» **Extracted entries**:

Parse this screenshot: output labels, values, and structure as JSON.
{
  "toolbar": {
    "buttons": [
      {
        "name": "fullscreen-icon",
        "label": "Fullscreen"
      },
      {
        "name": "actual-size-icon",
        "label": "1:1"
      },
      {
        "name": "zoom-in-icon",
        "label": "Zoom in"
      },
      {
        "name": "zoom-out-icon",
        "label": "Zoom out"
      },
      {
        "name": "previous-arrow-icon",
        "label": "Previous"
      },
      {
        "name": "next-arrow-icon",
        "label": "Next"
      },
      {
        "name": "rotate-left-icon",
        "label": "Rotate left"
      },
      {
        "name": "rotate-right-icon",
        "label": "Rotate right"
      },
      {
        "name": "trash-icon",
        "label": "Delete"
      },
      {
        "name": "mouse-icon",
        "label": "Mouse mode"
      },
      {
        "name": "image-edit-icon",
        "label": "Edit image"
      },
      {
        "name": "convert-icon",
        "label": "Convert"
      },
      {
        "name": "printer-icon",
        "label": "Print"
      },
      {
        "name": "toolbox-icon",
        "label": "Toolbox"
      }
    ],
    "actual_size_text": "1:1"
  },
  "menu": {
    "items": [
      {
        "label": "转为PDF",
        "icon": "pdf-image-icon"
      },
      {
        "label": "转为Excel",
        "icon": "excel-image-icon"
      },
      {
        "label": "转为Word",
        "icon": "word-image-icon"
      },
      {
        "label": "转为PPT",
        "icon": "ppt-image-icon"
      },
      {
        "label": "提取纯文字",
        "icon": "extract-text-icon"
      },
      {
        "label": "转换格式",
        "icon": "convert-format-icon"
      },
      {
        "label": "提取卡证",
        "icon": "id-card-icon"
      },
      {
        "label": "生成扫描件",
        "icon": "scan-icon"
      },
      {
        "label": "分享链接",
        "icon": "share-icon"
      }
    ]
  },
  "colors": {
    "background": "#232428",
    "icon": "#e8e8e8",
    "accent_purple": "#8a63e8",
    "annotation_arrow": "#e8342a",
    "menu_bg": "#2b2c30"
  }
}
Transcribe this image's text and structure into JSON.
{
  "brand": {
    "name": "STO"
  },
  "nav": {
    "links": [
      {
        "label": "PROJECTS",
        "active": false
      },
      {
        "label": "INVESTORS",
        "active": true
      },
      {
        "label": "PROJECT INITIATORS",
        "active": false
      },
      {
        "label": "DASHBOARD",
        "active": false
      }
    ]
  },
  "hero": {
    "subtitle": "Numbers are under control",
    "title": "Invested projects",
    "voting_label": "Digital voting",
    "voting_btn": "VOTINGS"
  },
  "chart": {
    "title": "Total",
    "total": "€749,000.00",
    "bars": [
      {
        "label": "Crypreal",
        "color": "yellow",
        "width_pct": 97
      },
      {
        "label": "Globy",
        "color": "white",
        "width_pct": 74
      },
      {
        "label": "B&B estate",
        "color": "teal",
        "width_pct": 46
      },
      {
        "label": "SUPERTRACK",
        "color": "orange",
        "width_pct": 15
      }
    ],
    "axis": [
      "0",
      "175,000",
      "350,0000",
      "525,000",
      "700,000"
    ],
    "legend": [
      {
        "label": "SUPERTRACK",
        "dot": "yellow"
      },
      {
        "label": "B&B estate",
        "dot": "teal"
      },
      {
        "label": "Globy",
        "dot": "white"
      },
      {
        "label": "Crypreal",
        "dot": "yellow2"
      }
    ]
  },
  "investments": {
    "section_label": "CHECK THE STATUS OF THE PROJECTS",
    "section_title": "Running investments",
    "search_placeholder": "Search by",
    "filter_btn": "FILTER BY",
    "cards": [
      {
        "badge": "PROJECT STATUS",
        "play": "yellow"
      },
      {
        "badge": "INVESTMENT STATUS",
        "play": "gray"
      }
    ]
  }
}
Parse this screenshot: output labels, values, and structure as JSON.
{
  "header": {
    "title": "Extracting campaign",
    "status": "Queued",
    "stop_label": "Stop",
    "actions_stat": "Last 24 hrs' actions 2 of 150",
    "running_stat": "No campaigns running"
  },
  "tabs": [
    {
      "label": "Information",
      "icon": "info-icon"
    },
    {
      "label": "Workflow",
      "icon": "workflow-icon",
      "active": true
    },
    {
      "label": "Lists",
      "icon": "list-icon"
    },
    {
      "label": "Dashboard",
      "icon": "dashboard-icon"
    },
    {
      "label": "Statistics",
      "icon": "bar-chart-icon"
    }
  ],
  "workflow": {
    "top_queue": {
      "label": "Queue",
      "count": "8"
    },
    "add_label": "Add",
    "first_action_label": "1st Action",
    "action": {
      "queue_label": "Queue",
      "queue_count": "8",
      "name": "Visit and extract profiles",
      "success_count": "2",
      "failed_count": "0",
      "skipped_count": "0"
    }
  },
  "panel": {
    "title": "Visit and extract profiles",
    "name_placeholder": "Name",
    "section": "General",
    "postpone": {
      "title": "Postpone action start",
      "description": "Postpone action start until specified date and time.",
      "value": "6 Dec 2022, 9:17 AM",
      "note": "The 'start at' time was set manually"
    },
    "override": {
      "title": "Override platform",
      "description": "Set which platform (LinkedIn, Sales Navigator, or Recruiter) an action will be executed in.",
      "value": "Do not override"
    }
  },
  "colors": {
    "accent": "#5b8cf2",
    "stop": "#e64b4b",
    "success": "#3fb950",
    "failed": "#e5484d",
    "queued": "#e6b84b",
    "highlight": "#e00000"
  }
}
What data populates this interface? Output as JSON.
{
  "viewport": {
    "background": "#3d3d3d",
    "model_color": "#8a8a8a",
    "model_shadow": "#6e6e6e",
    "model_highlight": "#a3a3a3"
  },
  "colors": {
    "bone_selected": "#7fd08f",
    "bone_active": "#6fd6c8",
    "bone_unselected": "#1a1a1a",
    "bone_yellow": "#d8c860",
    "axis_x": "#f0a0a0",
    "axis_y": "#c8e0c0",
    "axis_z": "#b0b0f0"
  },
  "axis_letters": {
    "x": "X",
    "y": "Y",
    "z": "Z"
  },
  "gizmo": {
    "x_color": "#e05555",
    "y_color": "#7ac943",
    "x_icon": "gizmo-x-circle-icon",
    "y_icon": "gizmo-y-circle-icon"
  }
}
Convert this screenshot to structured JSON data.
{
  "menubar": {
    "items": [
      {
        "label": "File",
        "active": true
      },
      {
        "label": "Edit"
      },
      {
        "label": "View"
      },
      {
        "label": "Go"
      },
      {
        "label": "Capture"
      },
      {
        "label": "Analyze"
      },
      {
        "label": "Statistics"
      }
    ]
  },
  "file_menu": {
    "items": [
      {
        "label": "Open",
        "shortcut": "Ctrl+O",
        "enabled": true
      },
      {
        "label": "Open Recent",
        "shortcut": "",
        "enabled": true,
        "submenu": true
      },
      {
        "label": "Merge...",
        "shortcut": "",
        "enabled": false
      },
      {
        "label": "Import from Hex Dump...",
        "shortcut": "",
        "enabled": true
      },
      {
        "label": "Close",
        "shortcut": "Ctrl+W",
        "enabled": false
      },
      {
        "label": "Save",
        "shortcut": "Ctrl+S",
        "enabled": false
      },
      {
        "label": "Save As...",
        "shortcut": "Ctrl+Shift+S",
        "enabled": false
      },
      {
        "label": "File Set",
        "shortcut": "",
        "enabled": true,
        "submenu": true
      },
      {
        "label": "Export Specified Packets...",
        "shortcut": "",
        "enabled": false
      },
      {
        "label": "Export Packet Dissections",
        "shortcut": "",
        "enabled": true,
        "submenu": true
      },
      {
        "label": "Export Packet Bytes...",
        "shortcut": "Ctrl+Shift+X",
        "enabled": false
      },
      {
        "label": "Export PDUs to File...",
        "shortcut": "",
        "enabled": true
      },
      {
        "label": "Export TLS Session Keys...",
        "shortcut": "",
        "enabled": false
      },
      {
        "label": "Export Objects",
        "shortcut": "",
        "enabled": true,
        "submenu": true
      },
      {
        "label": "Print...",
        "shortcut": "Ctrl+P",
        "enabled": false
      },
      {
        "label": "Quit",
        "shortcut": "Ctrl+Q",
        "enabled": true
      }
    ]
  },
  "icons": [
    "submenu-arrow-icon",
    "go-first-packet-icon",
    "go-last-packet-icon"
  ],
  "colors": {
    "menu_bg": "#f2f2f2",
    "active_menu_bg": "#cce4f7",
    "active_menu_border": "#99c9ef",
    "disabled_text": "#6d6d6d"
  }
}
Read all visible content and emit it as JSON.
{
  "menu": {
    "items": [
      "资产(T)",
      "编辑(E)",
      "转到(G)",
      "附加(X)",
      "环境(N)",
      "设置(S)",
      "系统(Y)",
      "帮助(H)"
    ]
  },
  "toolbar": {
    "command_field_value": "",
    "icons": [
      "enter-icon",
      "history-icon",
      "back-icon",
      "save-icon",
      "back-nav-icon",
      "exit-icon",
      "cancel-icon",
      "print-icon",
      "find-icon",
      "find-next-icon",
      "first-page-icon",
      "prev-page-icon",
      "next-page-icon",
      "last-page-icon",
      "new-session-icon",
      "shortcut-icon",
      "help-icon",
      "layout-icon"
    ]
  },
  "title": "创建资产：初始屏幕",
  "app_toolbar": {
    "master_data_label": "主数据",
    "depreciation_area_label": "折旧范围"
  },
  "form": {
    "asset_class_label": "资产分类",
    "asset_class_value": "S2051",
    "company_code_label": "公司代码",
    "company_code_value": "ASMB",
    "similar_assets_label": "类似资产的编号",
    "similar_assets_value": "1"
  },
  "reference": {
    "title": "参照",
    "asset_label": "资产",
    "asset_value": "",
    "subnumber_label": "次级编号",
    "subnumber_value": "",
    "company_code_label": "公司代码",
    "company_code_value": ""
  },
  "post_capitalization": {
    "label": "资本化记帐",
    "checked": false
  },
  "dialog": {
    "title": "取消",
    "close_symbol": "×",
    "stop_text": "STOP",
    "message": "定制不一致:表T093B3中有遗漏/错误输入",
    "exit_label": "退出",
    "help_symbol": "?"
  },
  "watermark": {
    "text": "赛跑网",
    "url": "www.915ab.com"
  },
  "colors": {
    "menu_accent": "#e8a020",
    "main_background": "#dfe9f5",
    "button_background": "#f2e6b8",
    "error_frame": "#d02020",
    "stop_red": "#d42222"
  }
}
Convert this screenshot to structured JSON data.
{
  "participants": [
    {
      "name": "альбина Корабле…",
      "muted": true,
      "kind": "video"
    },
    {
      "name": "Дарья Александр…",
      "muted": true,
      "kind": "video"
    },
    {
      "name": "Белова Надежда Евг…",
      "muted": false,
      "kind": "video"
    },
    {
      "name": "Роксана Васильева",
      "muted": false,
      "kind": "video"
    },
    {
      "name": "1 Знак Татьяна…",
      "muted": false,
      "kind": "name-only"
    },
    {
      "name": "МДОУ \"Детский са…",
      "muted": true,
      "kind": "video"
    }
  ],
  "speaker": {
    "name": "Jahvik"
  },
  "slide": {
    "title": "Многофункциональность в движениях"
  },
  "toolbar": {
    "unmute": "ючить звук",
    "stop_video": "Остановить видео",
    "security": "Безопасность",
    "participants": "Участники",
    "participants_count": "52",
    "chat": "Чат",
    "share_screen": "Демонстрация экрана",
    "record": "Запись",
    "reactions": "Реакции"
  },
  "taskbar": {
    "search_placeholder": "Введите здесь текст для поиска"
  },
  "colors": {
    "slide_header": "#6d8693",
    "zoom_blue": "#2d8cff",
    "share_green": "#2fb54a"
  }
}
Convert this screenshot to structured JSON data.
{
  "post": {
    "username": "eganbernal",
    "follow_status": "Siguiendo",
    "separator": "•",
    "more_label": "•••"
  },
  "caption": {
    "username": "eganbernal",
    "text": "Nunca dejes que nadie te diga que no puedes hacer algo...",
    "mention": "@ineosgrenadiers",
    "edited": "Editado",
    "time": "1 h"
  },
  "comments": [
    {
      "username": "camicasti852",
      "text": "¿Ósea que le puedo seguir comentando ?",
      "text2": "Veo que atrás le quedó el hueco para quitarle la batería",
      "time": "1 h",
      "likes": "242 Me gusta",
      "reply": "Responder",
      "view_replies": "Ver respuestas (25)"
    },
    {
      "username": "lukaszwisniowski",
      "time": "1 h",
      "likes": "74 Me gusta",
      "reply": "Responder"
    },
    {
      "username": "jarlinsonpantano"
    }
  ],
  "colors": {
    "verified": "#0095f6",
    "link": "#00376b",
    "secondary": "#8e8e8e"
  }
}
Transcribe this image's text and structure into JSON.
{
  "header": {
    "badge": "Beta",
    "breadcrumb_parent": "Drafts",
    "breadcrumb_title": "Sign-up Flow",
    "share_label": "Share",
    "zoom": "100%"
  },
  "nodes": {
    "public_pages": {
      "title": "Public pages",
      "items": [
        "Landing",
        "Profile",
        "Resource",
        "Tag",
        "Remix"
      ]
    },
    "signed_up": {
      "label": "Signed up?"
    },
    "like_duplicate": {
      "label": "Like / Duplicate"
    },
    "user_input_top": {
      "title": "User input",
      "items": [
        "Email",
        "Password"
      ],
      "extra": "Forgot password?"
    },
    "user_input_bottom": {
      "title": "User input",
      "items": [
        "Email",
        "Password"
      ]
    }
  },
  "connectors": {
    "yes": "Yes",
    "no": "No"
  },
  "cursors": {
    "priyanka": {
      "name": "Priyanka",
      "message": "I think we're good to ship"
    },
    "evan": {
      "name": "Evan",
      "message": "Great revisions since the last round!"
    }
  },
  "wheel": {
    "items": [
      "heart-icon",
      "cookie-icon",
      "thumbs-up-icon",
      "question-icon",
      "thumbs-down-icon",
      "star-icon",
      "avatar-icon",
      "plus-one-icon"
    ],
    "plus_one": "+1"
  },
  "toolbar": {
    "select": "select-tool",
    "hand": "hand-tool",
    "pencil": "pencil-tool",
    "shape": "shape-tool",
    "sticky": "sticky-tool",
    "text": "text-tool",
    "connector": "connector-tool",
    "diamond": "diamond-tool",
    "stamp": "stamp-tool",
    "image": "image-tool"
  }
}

» **Stated problem**:
Copy all lines from the material that include "badge".

» **Result of the exercise**:
        "badge": "PROJECT STATUS",
        "badge": "INVESTMENT STATUS",
    "badge": "Beta",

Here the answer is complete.